* THE RECORDS *
"""
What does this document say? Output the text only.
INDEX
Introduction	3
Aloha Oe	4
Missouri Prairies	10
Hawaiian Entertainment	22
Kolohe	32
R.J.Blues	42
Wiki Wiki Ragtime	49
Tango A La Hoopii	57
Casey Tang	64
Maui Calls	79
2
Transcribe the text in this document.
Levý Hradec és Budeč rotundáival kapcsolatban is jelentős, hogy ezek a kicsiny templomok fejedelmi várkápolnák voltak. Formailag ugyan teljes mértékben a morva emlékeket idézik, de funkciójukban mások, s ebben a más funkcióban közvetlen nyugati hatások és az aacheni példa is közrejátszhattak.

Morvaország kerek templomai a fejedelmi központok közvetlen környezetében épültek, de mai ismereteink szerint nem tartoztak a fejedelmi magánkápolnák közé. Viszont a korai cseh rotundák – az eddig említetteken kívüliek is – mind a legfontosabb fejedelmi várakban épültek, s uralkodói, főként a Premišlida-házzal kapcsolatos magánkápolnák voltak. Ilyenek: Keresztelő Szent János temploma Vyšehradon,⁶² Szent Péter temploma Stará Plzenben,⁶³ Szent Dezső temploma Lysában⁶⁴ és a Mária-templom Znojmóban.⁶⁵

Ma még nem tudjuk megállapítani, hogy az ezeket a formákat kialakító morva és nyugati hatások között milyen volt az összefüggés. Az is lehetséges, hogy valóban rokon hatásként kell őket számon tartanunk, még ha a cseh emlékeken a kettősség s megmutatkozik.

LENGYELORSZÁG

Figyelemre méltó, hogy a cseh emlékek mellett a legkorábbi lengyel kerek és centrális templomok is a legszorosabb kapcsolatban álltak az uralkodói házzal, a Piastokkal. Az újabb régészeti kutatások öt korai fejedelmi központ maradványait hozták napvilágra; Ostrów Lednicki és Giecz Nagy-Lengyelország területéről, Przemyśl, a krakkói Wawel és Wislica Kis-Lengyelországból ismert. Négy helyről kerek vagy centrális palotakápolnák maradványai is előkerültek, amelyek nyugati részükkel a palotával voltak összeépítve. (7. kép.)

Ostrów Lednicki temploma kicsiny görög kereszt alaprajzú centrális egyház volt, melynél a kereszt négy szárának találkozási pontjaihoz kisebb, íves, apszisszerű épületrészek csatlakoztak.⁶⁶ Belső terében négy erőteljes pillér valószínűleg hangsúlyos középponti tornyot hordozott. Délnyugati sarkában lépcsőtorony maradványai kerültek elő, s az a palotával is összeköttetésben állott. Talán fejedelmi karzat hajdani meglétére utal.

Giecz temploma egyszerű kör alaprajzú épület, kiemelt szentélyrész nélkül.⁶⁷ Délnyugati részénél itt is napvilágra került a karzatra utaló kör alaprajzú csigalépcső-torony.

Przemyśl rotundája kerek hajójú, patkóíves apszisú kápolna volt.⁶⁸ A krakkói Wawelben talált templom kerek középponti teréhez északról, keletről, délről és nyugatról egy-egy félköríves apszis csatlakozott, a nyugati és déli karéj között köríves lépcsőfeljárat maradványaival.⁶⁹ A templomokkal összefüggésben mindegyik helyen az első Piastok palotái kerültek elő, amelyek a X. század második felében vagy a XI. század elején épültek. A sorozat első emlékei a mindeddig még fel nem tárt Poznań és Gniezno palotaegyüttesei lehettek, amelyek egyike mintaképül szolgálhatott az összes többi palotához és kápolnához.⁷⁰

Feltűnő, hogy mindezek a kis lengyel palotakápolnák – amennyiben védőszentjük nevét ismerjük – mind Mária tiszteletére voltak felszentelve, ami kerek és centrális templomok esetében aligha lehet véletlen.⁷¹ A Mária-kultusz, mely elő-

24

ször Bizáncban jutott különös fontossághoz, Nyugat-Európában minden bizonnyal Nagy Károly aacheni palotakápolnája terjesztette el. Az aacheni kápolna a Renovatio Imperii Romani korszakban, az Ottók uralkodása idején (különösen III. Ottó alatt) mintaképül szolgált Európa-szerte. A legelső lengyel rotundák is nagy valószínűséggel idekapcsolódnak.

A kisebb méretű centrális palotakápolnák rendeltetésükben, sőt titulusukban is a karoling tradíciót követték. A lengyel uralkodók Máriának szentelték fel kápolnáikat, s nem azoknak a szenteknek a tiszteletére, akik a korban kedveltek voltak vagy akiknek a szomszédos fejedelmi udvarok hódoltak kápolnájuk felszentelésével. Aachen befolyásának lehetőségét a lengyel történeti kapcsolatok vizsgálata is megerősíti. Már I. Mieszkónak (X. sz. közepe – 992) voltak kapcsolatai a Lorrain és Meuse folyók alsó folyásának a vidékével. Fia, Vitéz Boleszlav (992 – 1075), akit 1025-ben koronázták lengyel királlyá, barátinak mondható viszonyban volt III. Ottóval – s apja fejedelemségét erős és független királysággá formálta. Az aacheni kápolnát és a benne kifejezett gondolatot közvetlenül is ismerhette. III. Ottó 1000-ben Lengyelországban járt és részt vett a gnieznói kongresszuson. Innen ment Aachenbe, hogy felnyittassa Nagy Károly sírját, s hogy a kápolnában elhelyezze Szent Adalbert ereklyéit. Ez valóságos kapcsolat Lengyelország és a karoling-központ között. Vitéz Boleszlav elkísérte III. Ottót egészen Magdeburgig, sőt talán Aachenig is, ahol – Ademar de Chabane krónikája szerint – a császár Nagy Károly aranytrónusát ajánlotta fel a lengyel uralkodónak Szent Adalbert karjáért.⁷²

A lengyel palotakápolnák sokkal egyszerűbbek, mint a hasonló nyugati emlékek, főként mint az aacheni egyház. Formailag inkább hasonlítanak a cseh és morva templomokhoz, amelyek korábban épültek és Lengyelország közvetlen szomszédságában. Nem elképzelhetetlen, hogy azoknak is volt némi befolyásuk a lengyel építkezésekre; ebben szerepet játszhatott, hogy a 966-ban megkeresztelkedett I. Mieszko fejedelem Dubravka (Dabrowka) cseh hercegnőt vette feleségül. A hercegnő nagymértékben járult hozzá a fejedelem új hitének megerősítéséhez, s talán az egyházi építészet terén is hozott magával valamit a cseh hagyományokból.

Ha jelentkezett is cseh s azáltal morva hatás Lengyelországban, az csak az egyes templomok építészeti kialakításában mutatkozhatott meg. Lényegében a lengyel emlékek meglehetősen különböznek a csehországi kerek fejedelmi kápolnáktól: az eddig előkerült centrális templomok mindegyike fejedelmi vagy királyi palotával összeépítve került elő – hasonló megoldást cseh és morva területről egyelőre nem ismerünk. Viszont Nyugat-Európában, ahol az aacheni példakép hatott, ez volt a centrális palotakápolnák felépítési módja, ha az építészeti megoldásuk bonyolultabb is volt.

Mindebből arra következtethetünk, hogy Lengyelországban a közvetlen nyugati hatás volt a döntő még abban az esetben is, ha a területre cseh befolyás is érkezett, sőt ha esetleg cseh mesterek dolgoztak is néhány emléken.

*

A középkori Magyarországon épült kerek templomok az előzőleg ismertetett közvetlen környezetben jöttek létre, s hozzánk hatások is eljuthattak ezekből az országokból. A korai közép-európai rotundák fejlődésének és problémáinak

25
"""
"""
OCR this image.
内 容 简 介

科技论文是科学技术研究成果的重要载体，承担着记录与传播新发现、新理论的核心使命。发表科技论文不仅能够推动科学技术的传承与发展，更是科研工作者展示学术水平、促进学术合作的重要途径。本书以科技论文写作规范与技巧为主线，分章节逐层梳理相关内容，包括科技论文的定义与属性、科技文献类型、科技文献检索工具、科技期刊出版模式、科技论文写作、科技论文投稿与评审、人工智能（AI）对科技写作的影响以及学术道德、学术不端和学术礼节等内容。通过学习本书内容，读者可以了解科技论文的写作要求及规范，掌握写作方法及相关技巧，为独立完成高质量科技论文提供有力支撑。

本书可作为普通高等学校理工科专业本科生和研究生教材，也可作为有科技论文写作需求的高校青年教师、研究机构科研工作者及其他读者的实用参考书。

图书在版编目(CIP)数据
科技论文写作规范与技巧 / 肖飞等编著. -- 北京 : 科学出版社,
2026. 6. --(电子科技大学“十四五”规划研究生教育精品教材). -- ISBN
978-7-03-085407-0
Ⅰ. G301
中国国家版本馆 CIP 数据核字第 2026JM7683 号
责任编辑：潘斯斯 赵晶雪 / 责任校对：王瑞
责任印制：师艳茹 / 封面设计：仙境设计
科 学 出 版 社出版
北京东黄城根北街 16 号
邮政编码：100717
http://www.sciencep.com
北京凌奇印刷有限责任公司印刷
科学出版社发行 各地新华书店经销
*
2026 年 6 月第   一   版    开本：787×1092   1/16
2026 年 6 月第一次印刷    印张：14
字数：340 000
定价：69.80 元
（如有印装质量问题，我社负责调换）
"""
"""
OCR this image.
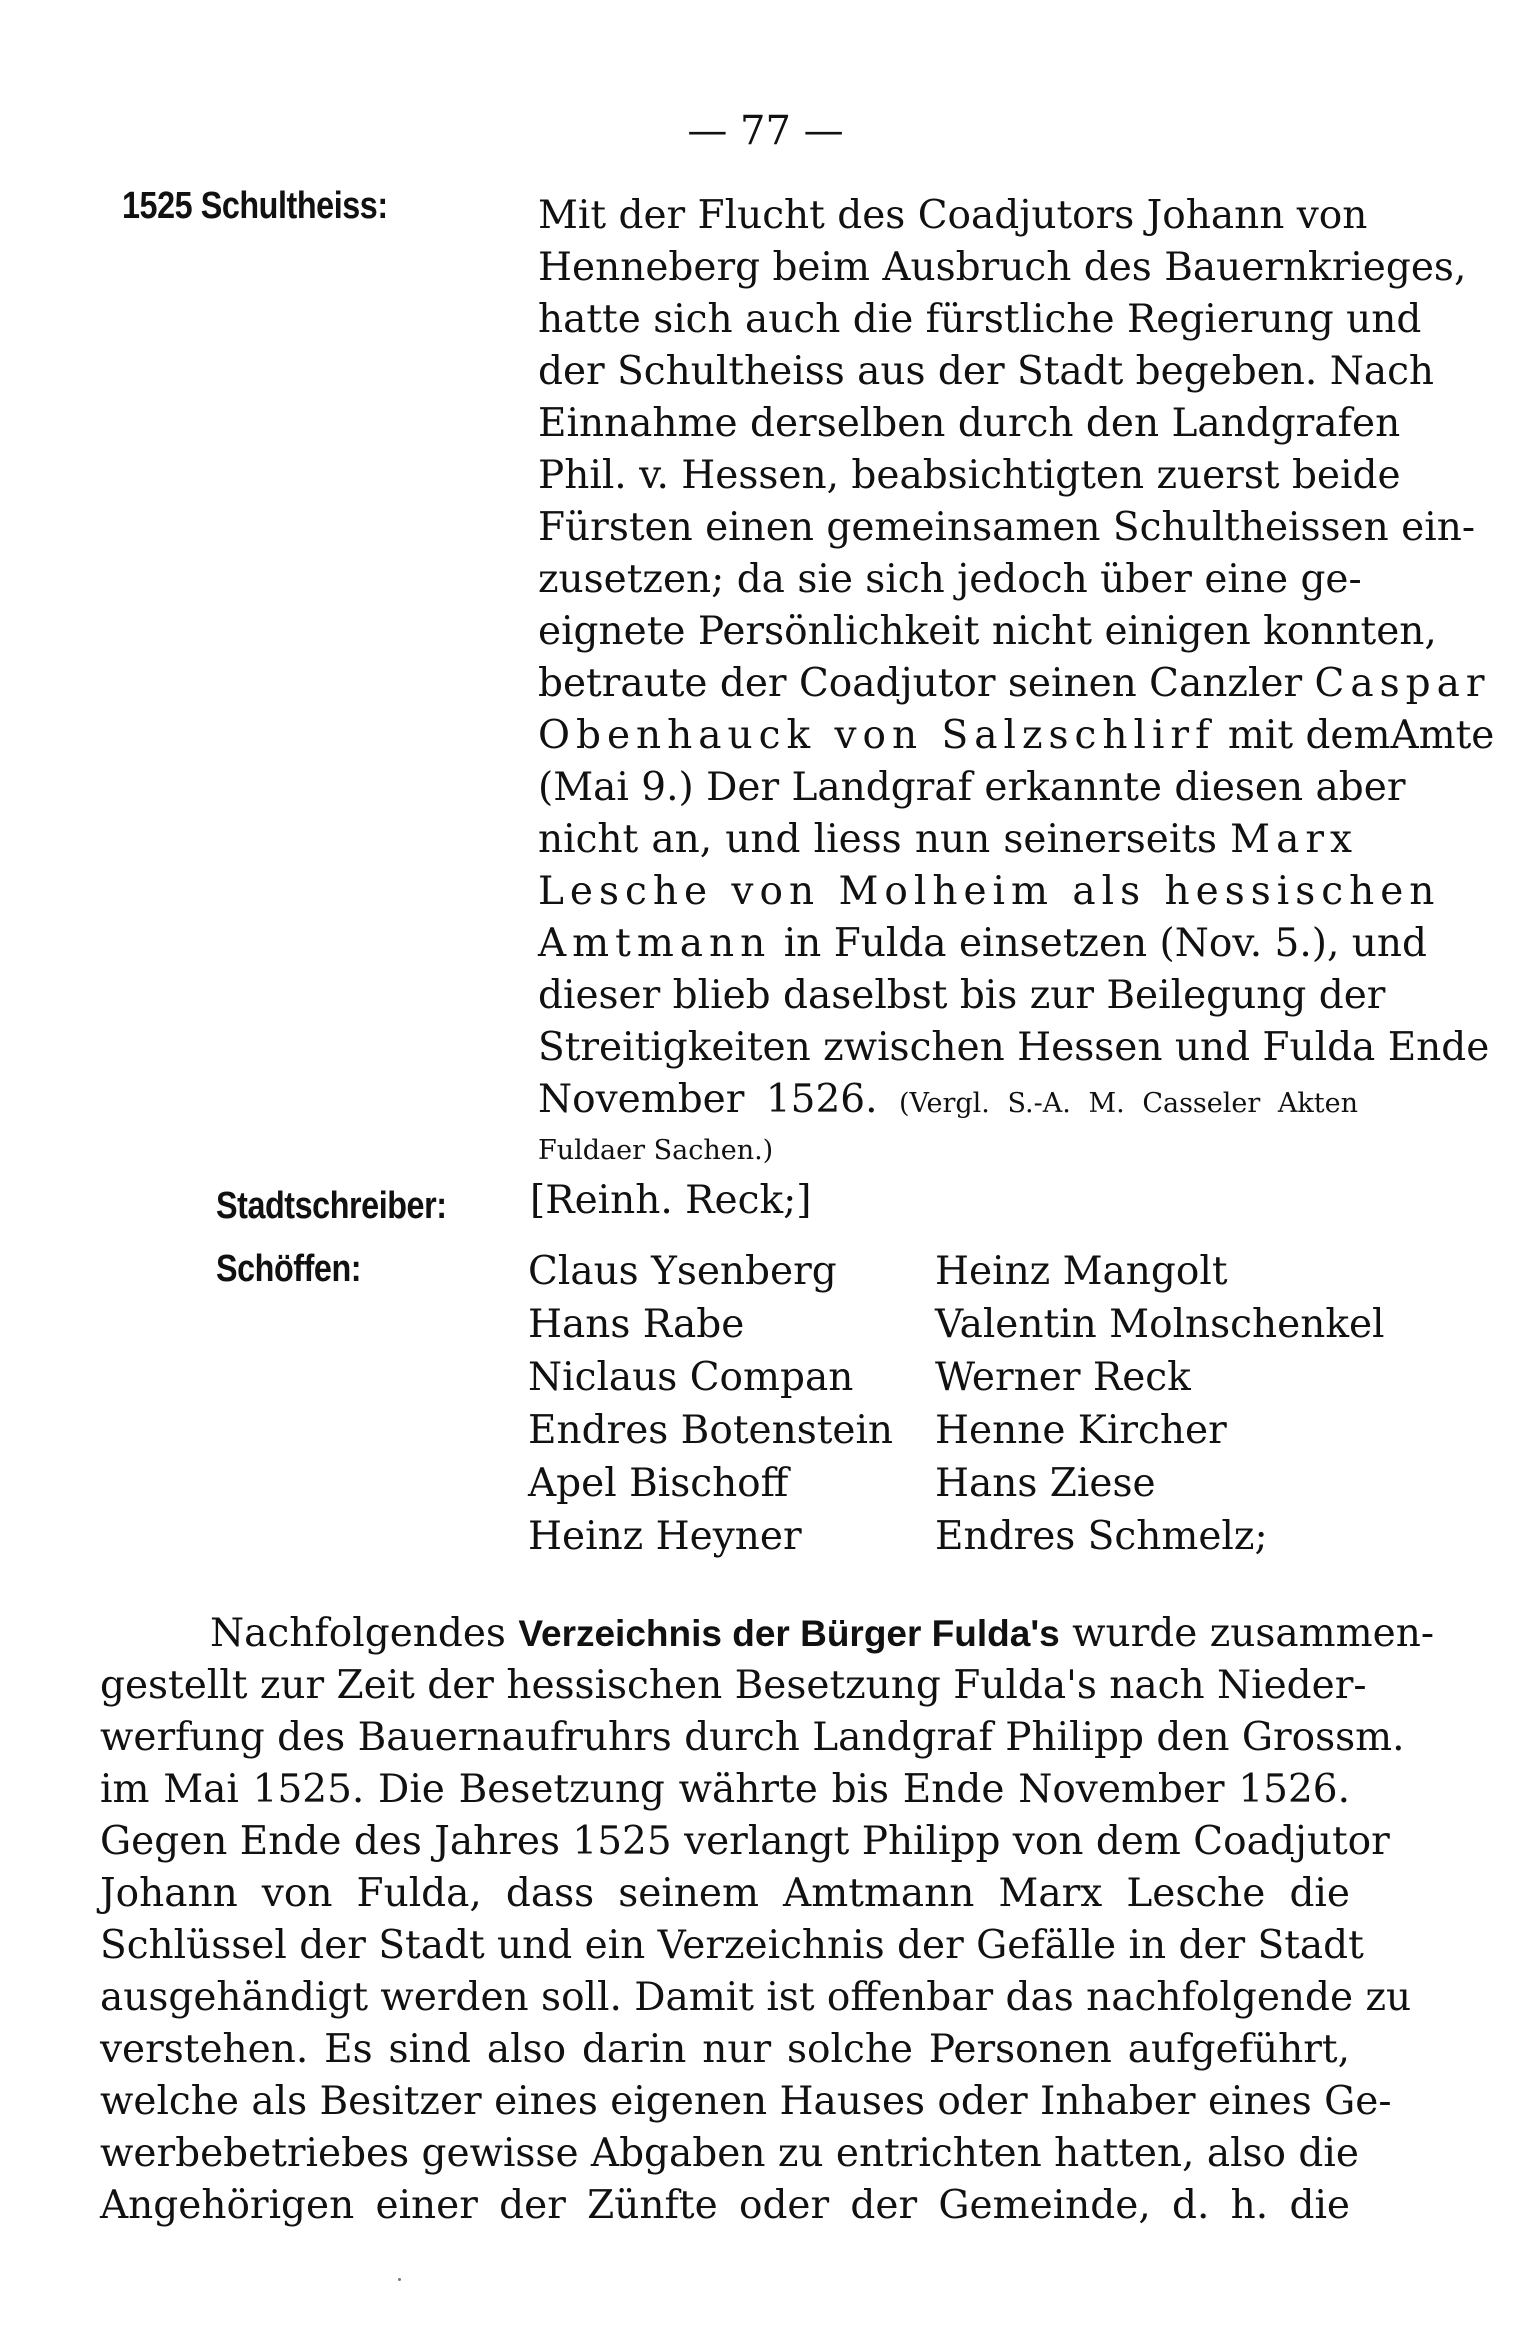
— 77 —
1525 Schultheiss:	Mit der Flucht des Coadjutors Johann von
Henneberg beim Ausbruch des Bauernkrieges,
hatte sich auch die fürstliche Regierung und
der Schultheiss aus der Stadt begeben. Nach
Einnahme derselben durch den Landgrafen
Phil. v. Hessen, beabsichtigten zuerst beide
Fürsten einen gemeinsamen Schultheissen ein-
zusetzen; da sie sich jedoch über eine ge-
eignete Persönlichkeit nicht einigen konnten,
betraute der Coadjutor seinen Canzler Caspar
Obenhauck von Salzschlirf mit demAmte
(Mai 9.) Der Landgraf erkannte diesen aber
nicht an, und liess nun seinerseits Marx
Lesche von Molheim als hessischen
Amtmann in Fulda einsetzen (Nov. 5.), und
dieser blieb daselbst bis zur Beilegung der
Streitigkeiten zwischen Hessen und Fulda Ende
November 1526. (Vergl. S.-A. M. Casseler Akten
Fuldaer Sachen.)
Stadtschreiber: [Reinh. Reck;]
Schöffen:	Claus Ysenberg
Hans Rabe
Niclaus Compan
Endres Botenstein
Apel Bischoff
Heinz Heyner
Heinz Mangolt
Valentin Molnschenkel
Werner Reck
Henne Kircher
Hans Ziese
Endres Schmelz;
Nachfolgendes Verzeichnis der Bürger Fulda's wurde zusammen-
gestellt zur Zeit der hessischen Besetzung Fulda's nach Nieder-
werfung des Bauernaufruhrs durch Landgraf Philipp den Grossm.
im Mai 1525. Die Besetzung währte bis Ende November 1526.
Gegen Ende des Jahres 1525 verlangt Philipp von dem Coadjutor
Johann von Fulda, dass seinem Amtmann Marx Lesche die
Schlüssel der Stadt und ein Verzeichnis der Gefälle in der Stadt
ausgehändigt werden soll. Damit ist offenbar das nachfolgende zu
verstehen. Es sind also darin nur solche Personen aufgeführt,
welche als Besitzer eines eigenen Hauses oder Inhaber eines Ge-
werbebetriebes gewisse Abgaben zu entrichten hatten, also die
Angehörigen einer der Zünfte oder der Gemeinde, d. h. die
"""
* EXERCISE PROMPT *
From the data above, copy each line where the string "Marx" appears.

* THE RESPONSE *
nicht an, und liess nun seinerseits Marx
Johann von Fulda, dass seinem Amtmann Marx Lesche die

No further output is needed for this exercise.